- [LATIHAN TERTULIS 1]
Salin kata demi kata bagian bacaan tentang museum pribadi Asmadi dari "Rumah panggung milik" sampai "puluhan tahun lalu.".
- [LATIHAN TERTULIS 2]
Menurut bacaan tentang museum pribadi Asmadi, sejak tahun berapa Asmadi menyelam di Sungai Musi untuk mendapatkan koleksinya?

- [BACAAN]
Palembang (ANTARA) - Sekilas rumah semi permanen berwarna biru muda yang dihuni Asmadi tak ada bedanya dengan puluhan rumah panggung lain di pinggiran Pulau Kemaro, Palembang, Sumatera Selatan.

Namun siapa sangka di dalam rumahnya terdapat ratusan koleksi peninggalan masa pra-Kerajaan Sriwijaya hingga masa Kolonial Belanda. Koleksi itu pun nampak lebih banyak jumlahnya dibanding koleksi museum-museum setempat.

Rumah panggung milik Asmadi yang menghadap langsung ke Sungai Musi tersebut memang sudah dua tahun terakhir menjadi museum pribadi, tempat menyimpan koin-koin, gerabah, dayung kapalm hingga jimat berusia ratusan tahun.

Berbagai koleksi tersebut didapatkan Asmadi dengan menyelam langsung Sungai Musi di Kota Palembang sejak 2017. Ia tergolong penyelam muda jika dibandingkan penyelam lain di Pulau Kemaro yang telah menyelami Sungai Musi sejak puluhan tahun lalu.

- [MATERI YANG DITAMPILKAN]
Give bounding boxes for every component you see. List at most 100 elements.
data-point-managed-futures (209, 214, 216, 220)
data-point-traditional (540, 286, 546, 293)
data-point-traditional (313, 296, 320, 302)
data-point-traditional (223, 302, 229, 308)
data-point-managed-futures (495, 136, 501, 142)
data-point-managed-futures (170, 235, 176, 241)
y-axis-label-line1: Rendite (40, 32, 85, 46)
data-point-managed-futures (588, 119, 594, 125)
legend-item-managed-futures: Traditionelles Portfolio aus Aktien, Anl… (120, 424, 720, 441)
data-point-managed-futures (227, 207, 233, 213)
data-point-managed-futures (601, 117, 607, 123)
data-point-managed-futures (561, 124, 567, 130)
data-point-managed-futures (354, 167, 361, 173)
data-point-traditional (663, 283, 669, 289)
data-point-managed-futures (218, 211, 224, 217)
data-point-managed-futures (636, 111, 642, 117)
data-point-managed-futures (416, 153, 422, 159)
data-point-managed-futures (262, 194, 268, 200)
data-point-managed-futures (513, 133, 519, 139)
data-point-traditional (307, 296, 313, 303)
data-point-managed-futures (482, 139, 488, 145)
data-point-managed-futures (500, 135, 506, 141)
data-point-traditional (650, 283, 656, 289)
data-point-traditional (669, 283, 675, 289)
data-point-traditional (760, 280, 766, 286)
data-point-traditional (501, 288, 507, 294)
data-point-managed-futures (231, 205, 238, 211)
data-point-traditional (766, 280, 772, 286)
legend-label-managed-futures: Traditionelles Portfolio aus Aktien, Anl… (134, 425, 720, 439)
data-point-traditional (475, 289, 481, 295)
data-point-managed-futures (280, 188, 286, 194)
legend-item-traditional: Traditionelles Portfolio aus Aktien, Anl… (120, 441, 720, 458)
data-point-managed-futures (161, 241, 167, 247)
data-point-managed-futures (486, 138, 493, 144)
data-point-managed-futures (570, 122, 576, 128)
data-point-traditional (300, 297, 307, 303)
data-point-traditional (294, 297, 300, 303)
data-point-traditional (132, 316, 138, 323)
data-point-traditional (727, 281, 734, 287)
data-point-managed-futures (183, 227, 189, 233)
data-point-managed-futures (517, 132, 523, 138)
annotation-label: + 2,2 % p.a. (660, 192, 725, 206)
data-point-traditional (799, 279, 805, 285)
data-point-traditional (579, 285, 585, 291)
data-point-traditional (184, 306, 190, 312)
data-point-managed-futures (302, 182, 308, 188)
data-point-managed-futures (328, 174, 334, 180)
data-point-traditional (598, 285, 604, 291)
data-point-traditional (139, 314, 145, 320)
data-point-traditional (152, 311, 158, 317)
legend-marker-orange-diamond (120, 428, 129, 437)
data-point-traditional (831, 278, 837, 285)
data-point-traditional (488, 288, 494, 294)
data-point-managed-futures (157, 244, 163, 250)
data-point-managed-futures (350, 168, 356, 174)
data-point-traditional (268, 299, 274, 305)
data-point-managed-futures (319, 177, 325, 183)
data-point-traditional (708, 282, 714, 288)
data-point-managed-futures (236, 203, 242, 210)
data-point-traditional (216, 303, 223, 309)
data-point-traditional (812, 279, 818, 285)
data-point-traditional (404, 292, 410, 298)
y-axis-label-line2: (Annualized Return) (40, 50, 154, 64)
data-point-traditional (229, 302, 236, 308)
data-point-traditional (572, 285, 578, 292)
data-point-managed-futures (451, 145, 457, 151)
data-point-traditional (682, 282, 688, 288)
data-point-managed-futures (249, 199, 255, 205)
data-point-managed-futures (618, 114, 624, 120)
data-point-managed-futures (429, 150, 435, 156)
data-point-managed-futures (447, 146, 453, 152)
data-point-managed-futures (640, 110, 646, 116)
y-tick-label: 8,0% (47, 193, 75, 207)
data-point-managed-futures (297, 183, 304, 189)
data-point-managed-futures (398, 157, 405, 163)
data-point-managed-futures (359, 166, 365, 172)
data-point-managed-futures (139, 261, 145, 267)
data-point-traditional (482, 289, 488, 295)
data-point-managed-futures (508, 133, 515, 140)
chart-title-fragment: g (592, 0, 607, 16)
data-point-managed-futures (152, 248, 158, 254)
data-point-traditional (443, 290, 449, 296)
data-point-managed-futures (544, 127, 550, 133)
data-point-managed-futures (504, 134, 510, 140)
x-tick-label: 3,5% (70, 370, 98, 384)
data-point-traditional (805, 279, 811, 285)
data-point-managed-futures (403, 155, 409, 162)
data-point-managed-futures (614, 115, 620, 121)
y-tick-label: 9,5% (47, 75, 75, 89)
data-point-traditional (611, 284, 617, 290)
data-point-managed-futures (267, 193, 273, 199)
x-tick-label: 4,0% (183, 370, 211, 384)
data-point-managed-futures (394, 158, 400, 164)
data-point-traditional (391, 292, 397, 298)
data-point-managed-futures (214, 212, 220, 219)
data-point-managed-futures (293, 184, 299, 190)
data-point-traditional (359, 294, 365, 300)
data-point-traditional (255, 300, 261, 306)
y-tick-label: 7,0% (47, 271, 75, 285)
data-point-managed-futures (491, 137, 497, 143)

- [JAWABAN LENGKAP 1]
Rumah panggung milik Asmadi yang menghadap langsung ke Sungai Musi tersebut memang sudah dua tahun terakhir menjadi museum pribadi, tempat menyimpan koin-koin, gerabah, dayung kapalm hingga jimat berusia ratusan tahun.

Berbagai koleksi tersebut didapatkan Asmadi dengan menyelam langsung Sungai Musi di Kota Palembang sejak 2017. Ia tergolong penyelam muda jika dibandingkan penyelam lain di Pulau Kemaro yang telah menyelami Sungai Musi sejak puluhan tahun lalu.

- [JAWABAN LENGKAP 2]
Sejak 2017.